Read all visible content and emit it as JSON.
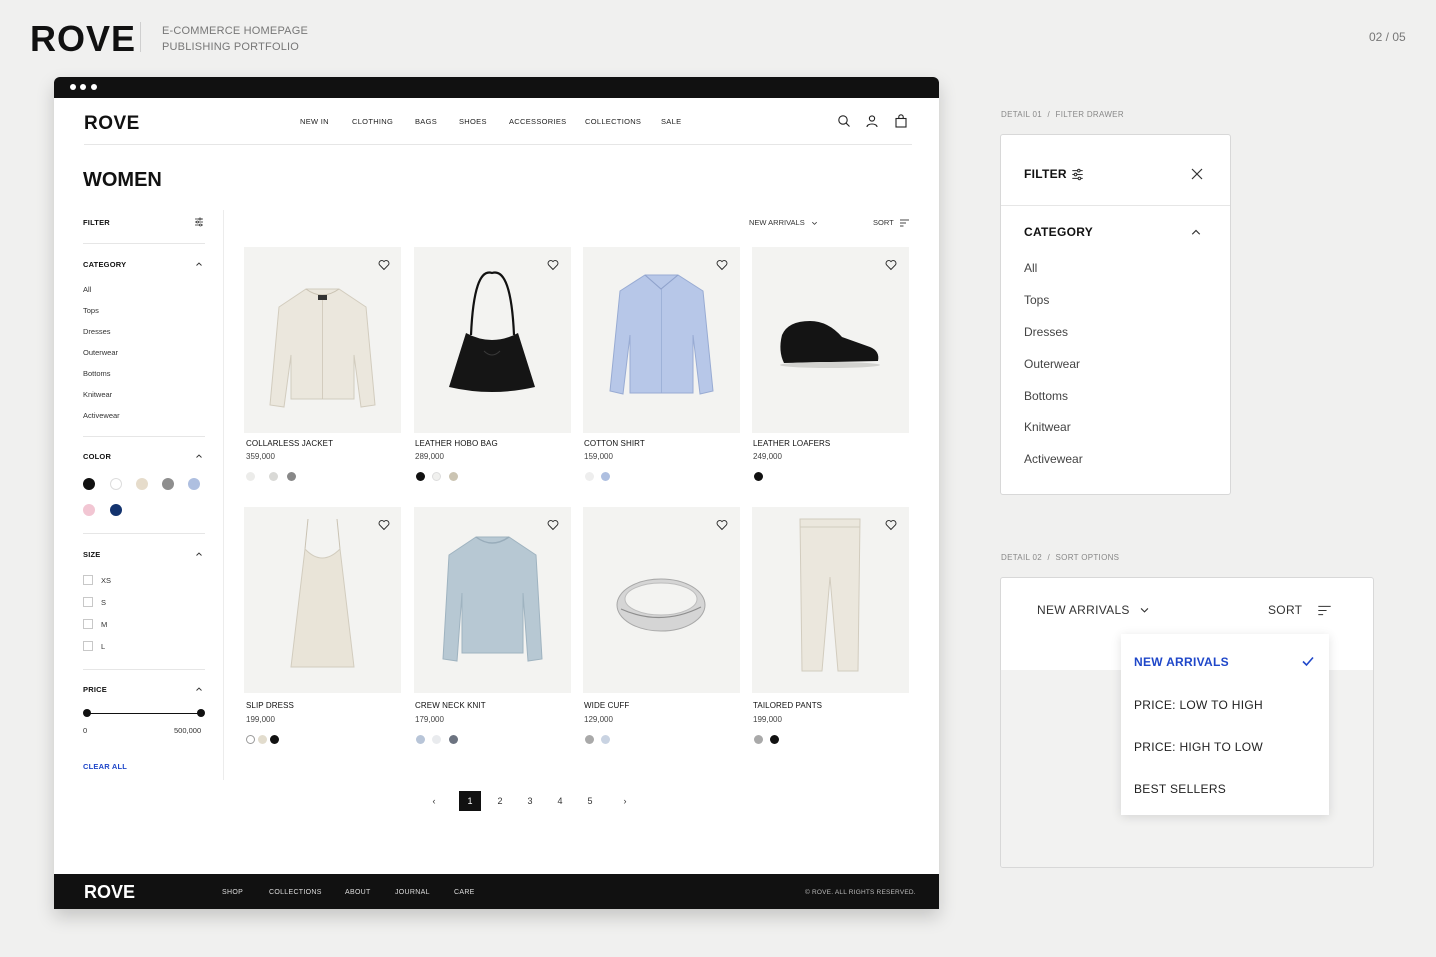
{
  "portfolio": {
    "brand": "ROVE",
    "subtitle_line1": "E-COMMERCE HOMEPAGE",
    "subtitle_line2": "PUBLISHING PORTFOLIO",
    "page_indicator": "02 / 05"
  },
  "site": {
    "logo": "ROVE",
    "nav": [
      "NEW IN",
      "CLOTHING",
      "BAGS",
      "SHOES",
      "ACCESSORIES",
      "COLLECTIONS",
      "SALE"
    ],
    "icons": [
      "search-icon",
      "user-icon",
      "bag-icon"
    ],
    "page_title": "WOMEN"
  },
  "sidebar": {
    "filter_label": "FILTER",
    "category_label": "CATEGORY",
    "categories": [
      "All",
      "Tops",
      "Dresses",
      "Outerwear",
      "Bottoms",
      "Knitwear",
      "Activewear"
    ],
    "color_label": "COLOR",
    "colors": [
      "#111111",
      "#ffffff",
      "#e6dccb",
      "#8e8e8e",
      "#aebfe0",
      "#f2c6d3",
      "#13336e"
    ],
    "size_label": "SIZE",
    "sizes": [
      "XS",
      "S",
      "M",
      "L"
    ],
    "price_label": "PRICE",
    "price_min": "0",
    "price_max": "500,000",
    "clear_all": "CLEAR ALL"
  },
  "toolbar": {
    "sort_value": "NEW ARRIVALS",
    "sort_label": "SORT"
  },
  "products": [
    {
      "name": "COLLARLESS JACKET",
      "price": "359,000",
      "swatches": [
        "#ececea",
        "#d9d9d6",
        "#888888"
      ]
    },
    {
      "name": "LEATHER HOBO BAG",
      "price": "289,000",
      "swatches": [
        "#111111",
        "#f0f0ee",
        "#cbc4b2"
      ]
    },
    {
      "name": "COTTON SHIRT",
      "price": "159,000",
      "swatches": [
        "#eeeeee",
        "#aebfe0"
      ]
    },
    {
      "name": "LEATHER LOAFERS",
      "price": "249,000",
      "swatches": [
        "#111111"
      ]
    },
    {
      "name": "SLIP DRESS",
      "price": "199,000",
      "swatches": [
        "#ffffff",
        "#e2dccd",
        "#111111"
      ]
    },
    {
      "name": "CREW NECK KNIT",
      "price": "179,000",
      "swatches": [
        "#b8c5d8",
        "#e9ebee",
        "#6c7380"
      ]
    },
    {
      "name": "WIDE CUFF",
      "price": "129,000",
      "swatches": [
        "#a9a9a9",
        "#c9d3e2"
      ]
    },
    {
      "name": "TAILORED PANTS",
      "price": "199,000",
      "swatches": [
        "#a9a9a9",
        "#111111"
      ]
    }
  ],
  "pagination": {
    "pages": [
      "1",
      "2",
      "3",
      "4",
      "5"
    ],
    "current": "1",
    "prev": "‹",
    "next": "›"
  },
  "footer": {
    "logo": "ROVE",
    "links": [
      "SHOP",
      "COLLECTIONS",
      "ABOUT",
      "JOURNAL",
      "CARE"
    ],
    "copyright": "© ROVE. ALL RIGHTS RESERVED."
  },
  "detail1": {
    "label_num": "DETAIL 01",
    "label_sep": "/",
    "label_name": "FILTER DRAWER",
    "title": "FILTER",
    "section": "CATEGORY",
    "items": [
      "All",
      "Tops",
      "Dresses",
      "Outerwear",
      "Bottoms",
      "Knitwear",
      "Activewear"
    ]
  },
  "detail2": {
    "label_num": "DETAIL 02",
    "label_sep": "/",
    "label_name": "SORT OPTIONS",
    "sort_value": "NEW ARRIVALS",
    "sort_label": "SORT",
    "options": [
      "NEW ARRIVALS",
      "PRICE: LOW TO HIGH",
      "PRICE: HIGH TO LOW",
      "BEST SELLERS"
    ],
    "selected": "NEW ARRIVALS",
    "accent_color": "#1f47c9"
  }
}
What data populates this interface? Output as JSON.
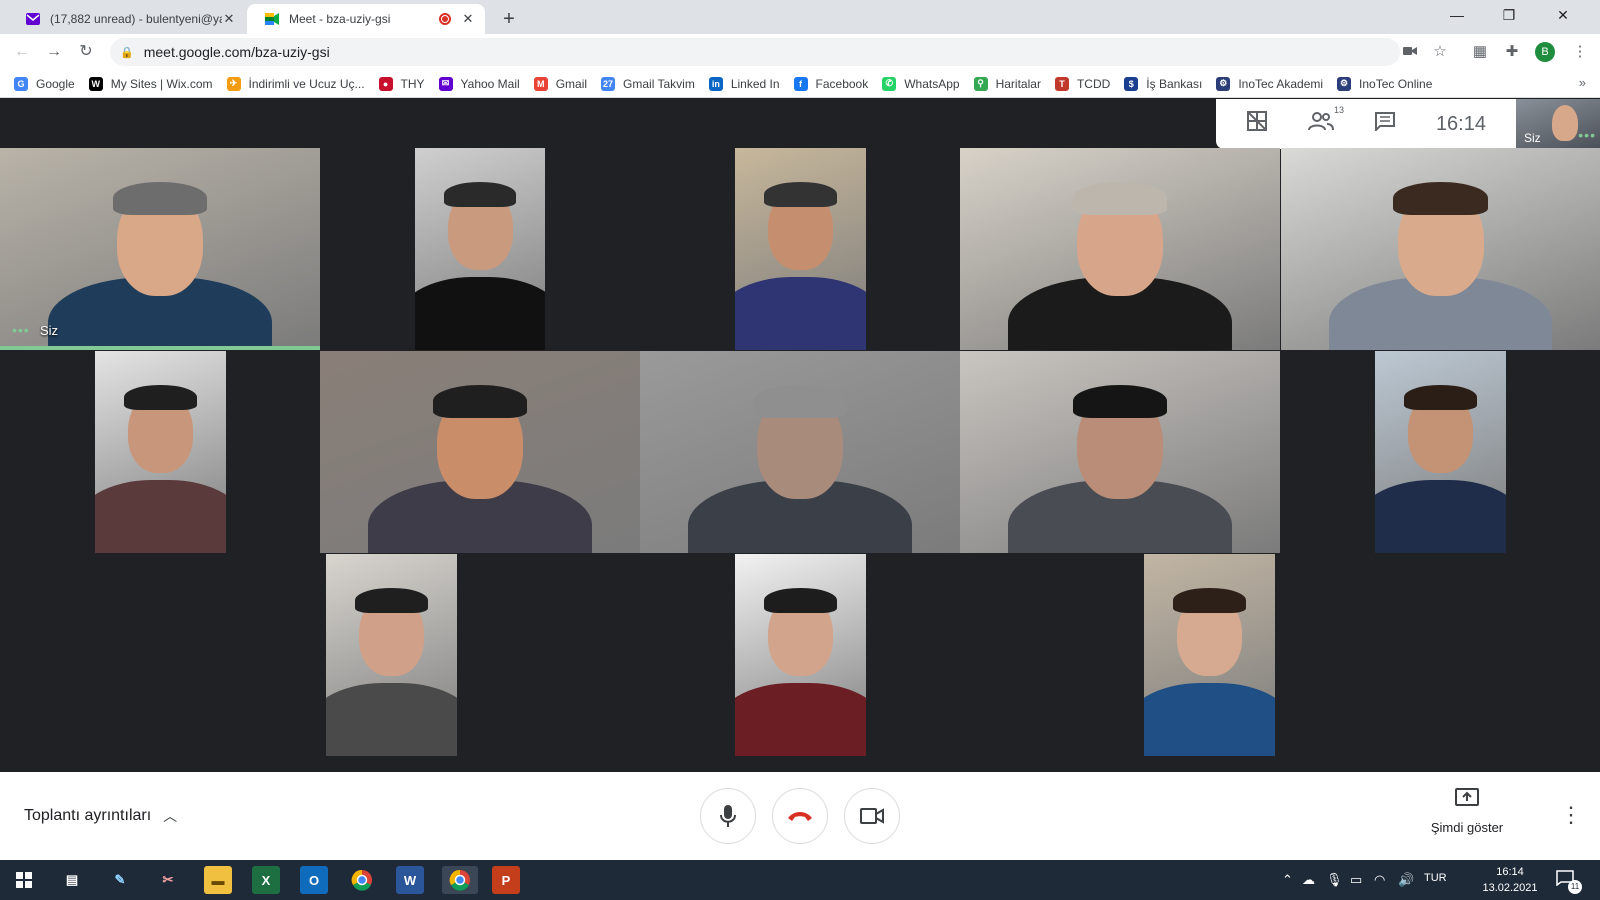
{
  "browser": {
    "tabs": [
      {
        "title": "(17,882 unread) - bulentyeni@ya",
        "close": "✕"
      },
      {
        "title": "Meet - bza-uziy-gsi",
        "close": "✕"
      }
    ],
    "new_tab": "+",
    "window_controls": {
      "minimize": "—",
      "restore": "❐",
      "close": "✕"
    },
    "url": "meet.google.com/bza-uziy-gsi",
    "profile_initial": "B",
    "bookmarks": [
      {
        "label": "Google",
        "icon": "google-icon",
        "color": "#4285f4",
        "glyph": "G"
      },
      {
        "label": "My Sites | Wix.com",
        "icon": "wix-icon",
        "color": "#000000",
        "glyph": "W"
      },
      {
        "label": "İndirimli ve Ucuz Uç...",
        "icon": "plane-icon",
        "color": "#f39c12",
        "glyph": "✈"
      },
      {
        "label": "THY",
        "icon": "thy-icon",
        "color": "#c8102e",
        "glyph": "●"
      },
      {
        "label": "Yahoo Mail",
        "icon": "yahoo-mail-icon",
        "color": "#6001d2",
        "glyph": "✉"
      },
      {
        "label": "Gmail",
        "icon": "gmail-icon",
        "color": "#ea4335",
        "glyph": "M"
      },
      {
        "label": "Gmail Takvim",
        "icon": "calendar-icon",
        "color": "#4285f4",
        "glyph": "27"
      },
      {
        "label": "Linked In",
        "icon": "linkedin-icon",
        "color": "#0a66c2",
        "glyph": "in"
      },
      {
        "label": "Facebook",
        "icon": "facebook-icon",
        "color": "#1877f2",
        "glyph": "f"
      },
      {
        "label": "WhatsApp",
        "icon": "whatsapp-icon",
        "color": "#25d366",
        "glyph": "✆"
      },
      {
        "label": "Haritalar",
        "icon": "maps-icon",
        "color": "#34a853",
        "glyph": "⚲"
      },
      {
        "label": "TCDD",
        "icon": "tcdd-icon",
        "color": "#c0392b",
        "glyph": "T"
      },
      {
        "label": "İş Bankası",
        "icon": "isbank-icon",
        "color": "#1a3f8f",
        "glyph": "$"
      },
      {
        "label": "InoTec Akademi",
        "icon": "inotec-icon",
        "color": "#2c3e7a",
        "glyph": "⚙"
      },
      {
        "label": "InoTec Online",
        "icon": "inotec-icon",
        "color": "#2c3e7a",
        "glyph": "⚙"
      }
    ],
    "bookmarks_more": "»"
  },
  "meet": {
    "participant_count": "13",
    "time": "16:14",
    "self_label": "Siz",
    "tiles": [
      {
        "id": "self",
        "label": "Siz",
        "speaking": true,
        "bg": "#b9b3a8",
        "skin": "#d8a888",
        "hair": "#6d6d6d",
        "shirt": "#1f3d5a"
      },
      {
        "id": "p2",
        "bg": "#cfcfcf",
        "skin": "#c99a7e",
        "hair": "#2a2a2a",
        "shirt": "#111111"
      },
      {
        "id": "p3",
        "bg": "#c7b79b",
        "skin": "#c58f6f",
        "hair": "#333333",
        "shirt": "#2f3573"
      },
      {
        "id": "p4",
        "bg": "#d8d2c8",
        "skin": "#d6a58a",
        "hair": "#bdb6ad",
        "shirt": "#1b1b1b"
      },
      {
        "id": "p5",
        "bg": "#d9d9d6",
        "skin": "#d9ab8c",
        "hair": "#3a2a20",
        "shirt": "#7f8897"
      },
      {
        "id": "p6",
        "bg": "#e4e4e4",
        "skin": "#c8967a",
        "hair": "#1f1f1f",
        "shirt": "#5a3a3a"
      },
      {
        "id": "p7",
        "bg": "#8a7f78",
        "skin": "#c98d6a",
        "hair": "#1f1f1f",
        "shirt": "#3d3c48"
      },
      {
        "id": "p8",
        "bg": "#9a9a9a",
        "skin": "#a88b7b",
        "hair": "#8f8f8f",
        "shirt": "#3b3f48"
      },
      {
        "id": "p9",
        "bg": "#c9c5c0",
        "skin": "#b98d77",
        "hair": "#151515",
        "shirt": "#4a4c54"
      },
      {
        "id": "p10",
        "bg": "#bcc8d3",
        "skin": "#c49274",
        "hair": "#2a1e17",
        "shirt": "#1f2d4a"
      },
      {
        "id": "p11",
        "bg": "#d8d5cf",
        "skin": "#d0a089",
        "hair": "#1f1f1f",
        "shirt": "#4a4a4a"
      },
      {
        "id": "p12",
        "bg": "#f2f2f2",
        "skin": "#d2a48c",
        "hair": "#1d1d1d",
        "shirt": "#6b1f24"
      },
      {
        "id": "p13",
        "bg": "#c2b6a4",
        "skin": "#d6aa91",
        "hair": "#2c2018",
        "shirt": "#1f4f84"
      }
    ]
  },
  "bottom": {
    "details_label": "Toplantı ayrıntıları",
    "present_label": "Şimdi göster"
  },
  "taskbar": {
    "lang": "TUR",
    "time": "16:14",
    "date": "13.02.2021",
    "notifications": "11",
    "apps": [
      "windows-start",
      "task-view",
      "paint",
      "snipping",
      "file-explorer",
      "excel",
      "outlook",
      "chrome",
      "word",
      "chrome-profile",
      "powerpoint"
    ]
  }
}
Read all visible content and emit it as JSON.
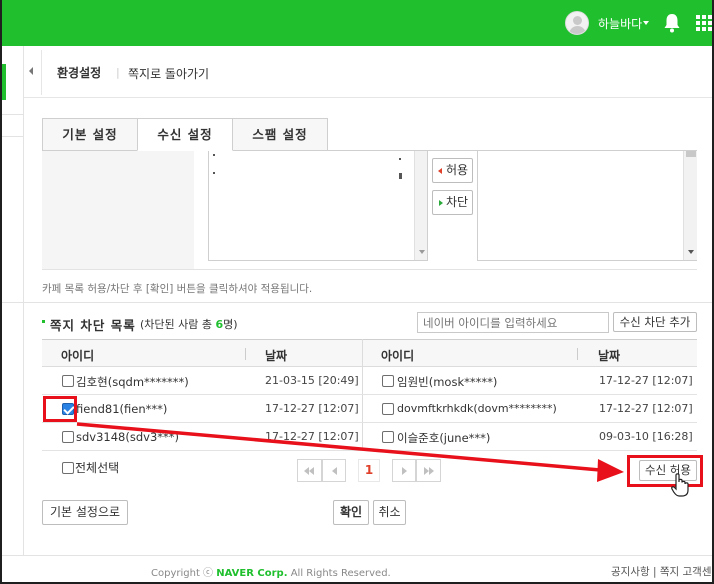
{
  "header": {
    "username": "하늘바다",
    "icons": [
      "user-avatar",
      "caret-down",
      "bell-icon",
      "apps-grid-icon"
    ],
    "accent_color": "#1fbf2e"
  },
  "breadcrumb": {
    "title": "환경설정",
    "separator": "|",
    "back_link": "쪽지로 돌아가기"
  },
  "tabs": [
    {
      "label": "기본 설정",
      "active": false
    },
    {
      "label": "수신 설정",
      "active": true
    },
    {
      "label": "스팸 설정",
      "active": false
    }
  ],
  "cafe_controls": {
    "allow_label": "허용",
    "block_label": "차단"
  },
  "notice": "카페 목록 허용/차단 후 [확인] 버튼을 클릭하셔야 적용됩니다.",
  "block_list": {
    "title": "쪽지 차단 목록",
    "subtitle_prefix": "(차단된 사람 총 ",
    "count": "6",
    "subtitle_suffix": "명)",
    "search_placeholder": "네이버 아이디를 입력하세요",
    "add_button": "수신 차단 추가"
  },
  "table": {
    "headers": [
      "아이디",
      "날짜",
      "아이디",
      "날짜"
    ],
    "rows": [
      {
        "left_id": "김호현(sqdm*******)",
        "left_date": "21-03-15 [20:49]",
        "left_checked": false,
        "right_id": "임원빈(mosk*****)",
        "right_date": "17-12-27 [12:07]",
        "right_checked": false
      },
      {
        "left_id": "fiend81(fien***)",
        "left_date": "17-12-27 [12:07]",
        "left_checked": true,
        "right_id": "dovmftkrhkdk(dovm********)",
        "right_date": "17-12-27 [12:07]",
        "right_checked": false
      },
      {
        "left_id": "sdv3148(sdv3***)",
        "left_date": "17-12-27 [12:07]",
        "left_checked": false,
        "right_id": "이슬준호(june***)",
        "right_date": "09-03-10 [16:28]",
        "right_checked": false
      }
    ]
  },
  "select_all": "전체선택",
  "pagination": {
    "current": "1"
  },
  "accept_button": "수신 허용",
  "bottom_buttons": {
    "default": "기본 설정으로",
    "confirm": "확인",
    "cancel": "취소"
  },
  "footer": {
    "copyright_prefix": "Copyright ⓒ ",
    "company": "NAVER Corp.",
    "copyright_suffix": " All Rights Reserved.",
    "links": "공지사항 | 쪽지 고객센"
  },
  "annotation_color": "#e8101a"
}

## Requirement:
Count the lines above that contain the word "FILTER". Give only the number.

## Complete answer:
3